TO BE DONE ::
Pull out each line of the data that includes the word "from".

Saved data entries

• • • •

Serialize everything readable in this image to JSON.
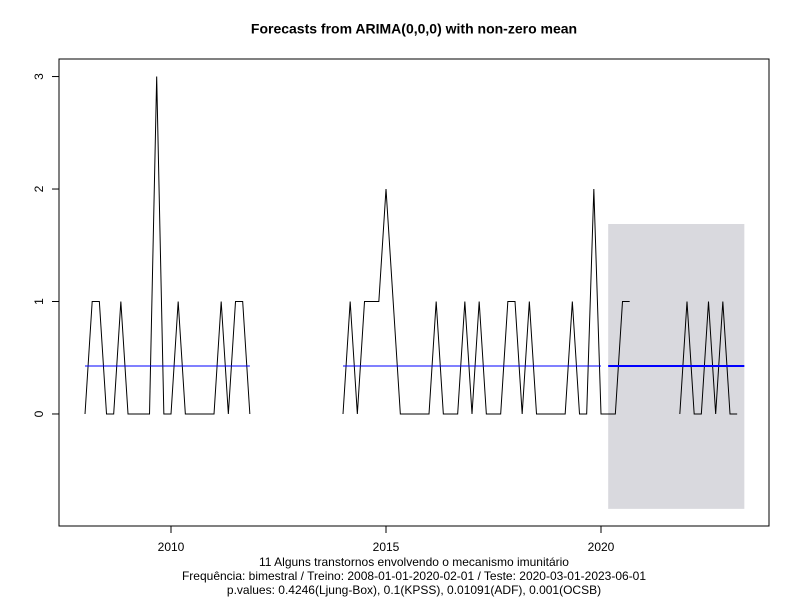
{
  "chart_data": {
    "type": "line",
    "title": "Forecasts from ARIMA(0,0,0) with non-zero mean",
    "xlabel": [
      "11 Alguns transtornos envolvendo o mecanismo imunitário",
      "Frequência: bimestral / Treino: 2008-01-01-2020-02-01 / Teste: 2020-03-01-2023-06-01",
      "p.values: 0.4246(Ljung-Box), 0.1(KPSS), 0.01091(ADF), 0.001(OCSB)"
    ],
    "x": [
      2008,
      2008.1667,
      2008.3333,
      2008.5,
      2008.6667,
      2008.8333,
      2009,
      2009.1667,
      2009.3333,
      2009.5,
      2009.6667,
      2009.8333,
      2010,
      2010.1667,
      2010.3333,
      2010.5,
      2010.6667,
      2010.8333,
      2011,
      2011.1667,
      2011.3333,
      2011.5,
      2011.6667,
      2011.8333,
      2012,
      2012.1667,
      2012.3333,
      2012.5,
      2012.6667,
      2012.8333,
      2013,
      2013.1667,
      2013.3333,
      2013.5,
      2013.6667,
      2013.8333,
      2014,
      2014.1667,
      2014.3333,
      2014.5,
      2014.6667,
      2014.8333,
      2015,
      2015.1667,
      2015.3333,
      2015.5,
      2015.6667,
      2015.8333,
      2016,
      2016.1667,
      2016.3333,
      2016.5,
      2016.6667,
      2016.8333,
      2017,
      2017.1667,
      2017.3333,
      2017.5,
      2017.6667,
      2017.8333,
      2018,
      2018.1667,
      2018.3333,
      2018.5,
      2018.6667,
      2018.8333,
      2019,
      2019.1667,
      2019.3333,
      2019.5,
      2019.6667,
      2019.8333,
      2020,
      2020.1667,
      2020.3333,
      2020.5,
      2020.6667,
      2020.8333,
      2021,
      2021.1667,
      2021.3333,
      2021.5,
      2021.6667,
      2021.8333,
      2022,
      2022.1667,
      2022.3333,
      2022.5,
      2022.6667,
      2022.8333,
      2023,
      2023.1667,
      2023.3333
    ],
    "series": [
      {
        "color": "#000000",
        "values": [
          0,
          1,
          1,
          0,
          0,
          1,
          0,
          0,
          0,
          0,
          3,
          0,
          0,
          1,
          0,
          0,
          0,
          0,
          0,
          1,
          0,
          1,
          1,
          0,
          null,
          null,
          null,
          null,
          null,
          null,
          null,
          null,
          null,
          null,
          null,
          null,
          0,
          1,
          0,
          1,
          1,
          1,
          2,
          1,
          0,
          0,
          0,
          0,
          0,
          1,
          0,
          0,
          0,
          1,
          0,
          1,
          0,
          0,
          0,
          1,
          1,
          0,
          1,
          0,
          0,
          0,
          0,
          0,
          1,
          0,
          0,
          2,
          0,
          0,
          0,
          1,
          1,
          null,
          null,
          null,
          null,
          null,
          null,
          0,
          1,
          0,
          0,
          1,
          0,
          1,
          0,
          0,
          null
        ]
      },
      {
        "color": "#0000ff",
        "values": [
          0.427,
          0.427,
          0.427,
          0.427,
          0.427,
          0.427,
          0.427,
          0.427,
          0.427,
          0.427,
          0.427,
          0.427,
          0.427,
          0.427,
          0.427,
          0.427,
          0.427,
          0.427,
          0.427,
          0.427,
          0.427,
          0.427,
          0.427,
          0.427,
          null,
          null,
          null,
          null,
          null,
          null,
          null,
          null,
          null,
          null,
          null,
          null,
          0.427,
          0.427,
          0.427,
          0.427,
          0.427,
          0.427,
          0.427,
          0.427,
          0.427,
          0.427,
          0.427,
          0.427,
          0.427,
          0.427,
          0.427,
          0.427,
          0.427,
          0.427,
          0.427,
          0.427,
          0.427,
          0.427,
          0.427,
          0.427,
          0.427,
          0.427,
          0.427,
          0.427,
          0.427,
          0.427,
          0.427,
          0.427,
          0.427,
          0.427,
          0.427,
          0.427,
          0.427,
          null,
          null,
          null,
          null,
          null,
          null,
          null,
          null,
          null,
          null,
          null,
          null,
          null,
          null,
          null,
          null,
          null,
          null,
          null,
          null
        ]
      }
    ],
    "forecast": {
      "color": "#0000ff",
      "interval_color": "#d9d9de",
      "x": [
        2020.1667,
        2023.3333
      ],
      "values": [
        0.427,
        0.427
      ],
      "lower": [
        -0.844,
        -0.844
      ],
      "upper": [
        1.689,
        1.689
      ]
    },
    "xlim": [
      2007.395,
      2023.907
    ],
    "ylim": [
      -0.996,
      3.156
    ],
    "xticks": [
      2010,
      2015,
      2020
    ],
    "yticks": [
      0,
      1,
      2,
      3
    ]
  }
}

• • • •

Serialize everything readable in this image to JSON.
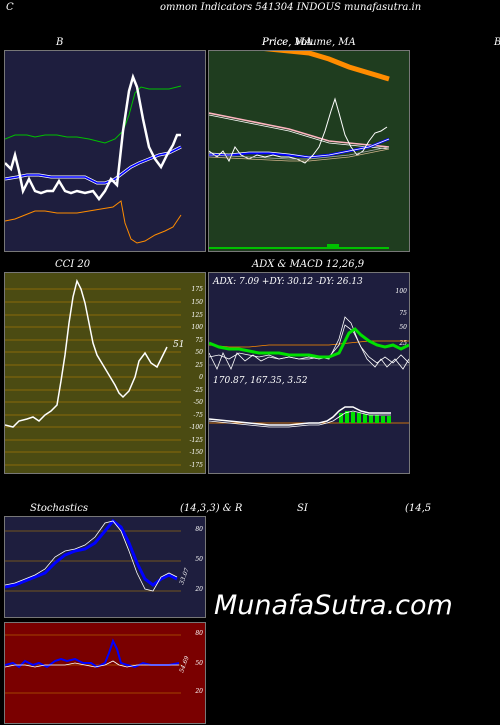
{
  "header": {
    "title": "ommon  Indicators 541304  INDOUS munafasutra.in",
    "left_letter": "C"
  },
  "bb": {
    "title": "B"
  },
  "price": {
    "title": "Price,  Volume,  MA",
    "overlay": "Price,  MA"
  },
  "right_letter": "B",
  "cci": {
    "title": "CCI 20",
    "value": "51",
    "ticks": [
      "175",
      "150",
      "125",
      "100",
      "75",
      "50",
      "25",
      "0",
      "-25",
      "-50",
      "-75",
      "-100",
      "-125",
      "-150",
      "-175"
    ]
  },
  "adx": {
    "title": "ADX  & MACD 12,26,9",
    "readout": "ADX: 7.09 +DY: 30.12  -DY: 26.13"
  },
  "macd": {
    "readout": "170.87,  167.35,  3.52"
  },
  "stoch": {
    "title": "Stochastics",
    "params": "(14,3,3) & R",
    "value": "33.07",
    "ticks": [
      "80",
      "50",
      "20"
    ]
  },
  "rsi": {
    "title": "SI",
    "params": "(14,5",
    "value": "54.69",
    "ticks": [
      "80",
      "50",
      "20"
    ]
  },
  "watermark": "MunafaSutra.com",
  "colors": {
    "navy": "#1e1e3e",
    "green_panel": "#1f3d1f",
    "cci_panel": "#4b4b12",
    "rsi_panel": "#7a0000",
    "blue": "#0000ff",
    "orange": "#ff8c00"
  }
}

• • • •

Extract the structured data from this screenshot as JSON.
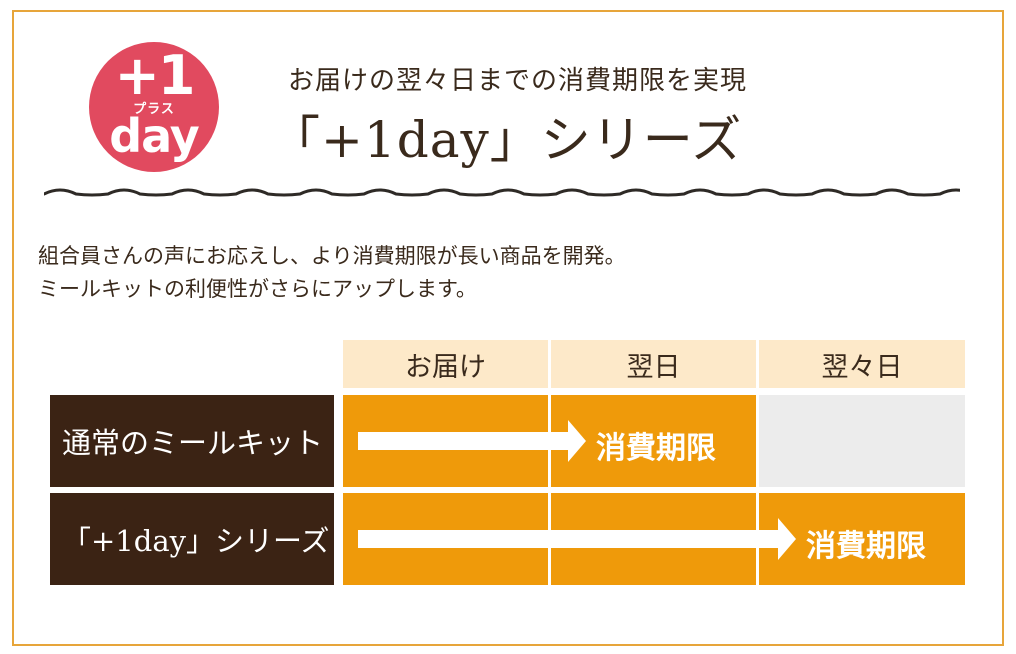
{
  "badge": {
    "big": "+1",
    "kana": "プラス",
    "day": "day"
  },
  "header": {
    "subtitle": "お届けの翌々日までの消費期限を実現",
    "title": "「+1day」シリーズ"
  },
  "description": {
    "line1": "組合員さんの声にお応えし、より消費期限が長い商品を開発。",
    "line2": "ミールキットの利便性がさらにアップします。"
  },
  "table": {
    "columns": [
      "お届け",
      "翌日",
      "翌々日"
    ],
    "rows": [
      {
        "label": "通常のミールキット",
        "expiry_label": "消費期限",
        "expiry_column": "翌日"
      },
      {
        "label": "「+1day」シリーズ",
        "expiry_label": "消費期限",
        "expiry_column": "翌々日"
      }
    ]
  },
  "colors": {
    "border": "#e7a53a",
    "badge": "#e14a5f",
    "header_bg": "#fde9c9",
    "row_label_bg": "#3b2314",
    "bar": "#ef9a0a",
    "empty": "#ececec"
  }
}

• • • •

THE SOLUTION ::
    "title": "Forecasts from ARIMA(0,0,0) with non-zero mean",
Extract the structured data from this screenshot as JSON.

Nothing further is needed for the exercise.